+++ The input +++

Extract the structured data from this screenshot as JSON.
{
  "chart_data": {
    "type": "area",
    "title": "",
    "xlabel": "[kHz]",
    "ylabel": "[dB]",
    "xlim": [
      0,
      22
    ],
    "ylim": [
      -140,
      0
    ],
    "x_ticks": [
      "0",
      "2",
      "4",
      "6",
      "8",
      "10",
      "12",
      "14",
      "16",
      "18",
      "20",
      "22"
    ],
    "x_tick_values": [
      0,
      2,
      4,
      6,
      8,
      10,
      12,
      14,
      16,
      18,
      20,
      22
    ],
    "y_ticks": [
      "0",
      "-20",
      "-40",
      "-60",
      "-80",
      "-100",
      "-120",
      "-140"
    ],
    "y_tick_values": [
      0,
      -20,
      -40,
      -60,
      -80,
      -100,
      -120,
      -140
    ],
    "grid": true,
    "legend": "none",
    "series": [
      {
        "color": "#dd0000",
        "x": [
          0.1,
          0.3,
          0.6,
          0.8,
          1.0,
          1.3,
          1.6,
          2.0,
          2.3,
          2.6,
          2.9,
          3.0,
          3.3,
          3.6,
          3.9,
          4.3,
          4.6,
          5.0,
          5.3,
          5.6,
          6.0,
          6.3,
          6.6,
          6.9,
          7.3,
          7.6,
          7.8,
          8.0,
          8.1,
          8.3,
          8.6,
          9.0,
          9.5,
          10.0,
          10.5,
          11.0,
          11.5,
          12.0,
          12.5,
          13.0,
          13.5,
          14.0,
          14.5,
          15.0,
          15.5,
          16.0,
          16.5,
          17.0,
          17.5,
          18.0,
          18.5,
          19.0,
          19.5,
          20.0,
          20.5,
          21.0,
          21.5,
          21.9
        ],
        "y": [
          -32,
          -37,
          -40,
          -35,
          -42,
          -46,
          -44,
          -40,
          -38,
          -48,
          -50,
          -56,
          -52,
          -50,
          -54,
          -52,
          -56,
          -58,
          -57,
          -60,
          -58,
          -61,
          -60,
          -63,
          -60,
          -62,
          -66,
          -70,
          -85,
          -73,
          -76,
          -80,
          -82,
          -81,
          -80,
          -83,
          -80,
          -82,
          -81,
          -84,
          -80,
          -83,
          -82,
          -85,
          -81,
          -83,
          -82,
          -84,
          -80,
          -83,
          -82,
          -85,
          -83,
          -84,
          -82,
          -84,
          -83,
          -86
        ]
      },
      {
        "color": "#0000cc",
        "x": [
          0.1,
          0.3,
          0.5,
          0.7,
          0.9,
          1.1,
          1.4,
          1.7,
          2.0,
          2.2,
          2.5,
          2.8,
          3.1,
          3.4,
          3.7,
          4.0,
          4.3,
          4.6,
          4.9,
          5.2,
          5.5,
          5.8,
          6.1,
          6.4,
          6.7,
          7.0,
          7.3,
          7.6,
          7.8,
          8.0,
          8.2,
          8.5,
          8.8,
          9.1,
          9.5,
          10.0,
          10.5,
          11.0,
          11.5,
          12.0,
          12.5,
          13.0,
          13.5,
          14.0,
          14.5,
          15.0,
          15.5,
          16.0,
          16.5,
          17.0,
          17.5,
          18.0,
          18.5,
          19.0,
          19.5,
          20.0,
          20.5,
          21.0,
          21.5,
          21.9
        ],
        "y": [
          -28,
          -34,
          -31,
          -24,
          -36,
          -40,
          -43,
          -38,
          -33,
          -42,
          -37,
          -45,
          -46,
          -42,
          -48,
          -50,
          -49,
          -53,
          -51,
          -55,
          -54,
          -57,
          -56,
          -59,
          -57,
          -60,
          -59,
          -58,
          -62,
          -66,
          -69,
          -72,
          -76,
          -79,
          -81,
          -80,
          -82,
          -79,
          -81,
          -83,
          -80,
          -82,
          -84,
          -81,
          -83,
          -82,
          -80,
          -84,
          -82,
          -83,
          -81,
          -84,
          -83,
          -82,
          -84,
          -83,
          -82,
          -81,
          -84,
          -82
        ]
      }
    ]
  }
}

+++

> Job
Reproduce the records in full, exactly as written.

> Problem solution
Extract the structured data from this screenshot as JSON.
{
  "chart_data": {
    "type": "area",
    "title": "",
    "xlabel": "[kHz]",
    "ylabel": "[dB]",
    "xlim": [
      0,
      22
    ],
    "ylim": [
      -140,
      0
    ],
    "x_ticks": [
      "0",
      "2",
      "4",
      "6",
      "8",
      "10",
      "12",
      "14",
      "16",
      "18",
      "20",
      "22"
    ],
    "x_tick_values": [
      0,
      2,
      4,
      6,
      8,
      10,
      12,
      14,
      16,
      18,
      20,
      22
    ],
    "y_ticks": [
      "0",
      "-20",
      "-40",
      "-60",
      "-80",
      "-100",
      "-120",
      "-140"
    ],
    "y_tick_values": [
      0,
      -20,
      -40,
      -60,
      -80,
      -100,
      -120,
      -140
    ],
    "grid": true,
    "legend": "none",
    "series": [
      {
        "color": "#dd0000",
        "x": [
          0.1,
          0.3,
          0.6,
          0.8,
          1.0,
          1.3,
          1.6,
          2.0,
          2.3,
          2.6,
          2.9,
          3.0,
          3.3,
          3.6,
          3.9,
          4.3,
          4.6,
          5.0,
          5.3,
          5.6,
          6.0,
          6.3,
          6.6,
          6.9,
          7.3,
          7.6,
          7.8,
          8.0,
          8.1,
          8.3,
          8.6,
          9.0,
          9.5,
          10.0,
          10.5,
          11.0,
          11.5,
          12.0,
          12.5,
          13.0,
          13.5,
          14.0,
          14.5,
          15.0,
          15.5,
          16.0,
          16.5,
          17.0,
          17.5,
          18.0,
          18.5,
          19.0,
          19.5,
          20.0,
          20.5,
          21.0,
          21.5,
          21.9
        ],
        "y": [
          -32,
          -37,
          -40,
          -35,
          -42,
          -46,
          -44,
          -40,
          -38,
          -48,
          -50,
          -56,
          -52,
          -50,
          -54,
          -52,
          -56,
          -58,
          -57,
          -60,
          -58,
          -61,
          -60,
          -63,
          -60,
          -62,
          -66,
          -70,
          -85,
          -73,
          -76,
          -80,
          -82,
          -81,
          -80,
          -83,
          -80,
          -82,
          -81,
          -84,
          -80,
          -83,
          -82,
          -85,
          -81,
          -83,
          -82,
          -84,
          -80,
          -83,
          -82,
          -85,
          -83,
          -84,
          -82,
          -84,
          -83,
          -86
        ]
      },
      {
        "color": "#0000cc",
        "x": [
          0.1,
          0.3,
          0.5,
          0.7,
          0.9,
          1.1,
          1.4,
          1.7,
          2.0,
          2.2,
          2.5,
          2.8,
          3.1,
          3.4,
          3.7,
          4.0,
          4.3,
          4.6,
          4.9,
          5.2,
          5.5,
          5.8,
          6.1,
          6.4,
          6.7,
          7.0,
          7.3,
          7.6,
          7.8,
          8.0,
          8.2,
          8.5,
          8.8,
          9.1,
          9.5,
          10.0,
          10.5,
          11.0,
          11.5,
          12.0,
          12.5,
          13.0,
          13.5,
          14.0,
          14.5,
          15.0,
          15.5,
          16.0,
          16.5,
          17.0,
          17.5,
          18.0,
          18.5,
          19.0,
          19.5,
          20.0,
          20.5,
          21.0,
          21.5,
          21.9
        ],
        "y": [
          -28,
          -34,
          -31,
          -24,
          -36,
          -40,
          -43,
          -38,
          -33,
          -42,
          -37,
          -45,
          -46,
          -42,
          -48,
          -50,
          -49,
          -53,
          -51,
          -55,
          -54,
          -57,
          -56,
          -59,
          -57,
          -60,
          -59,
          -58,
          -62,
          -66,
          -69,
          -72,
          -76,
          -79,
          -81,
          -80,
          -82,
          -79,
          -81,
          -83,
          -80,
          -82,
          -84,
          -81,
          -83,
          -82,
          -80,
          -84,
          -82,
          -83,
          -81,
          -84,
          -83,
          -82,
          -84,
          -83,
          -82,
          -81,
          -84,
          -82
        ]
      }
    ]
  }
}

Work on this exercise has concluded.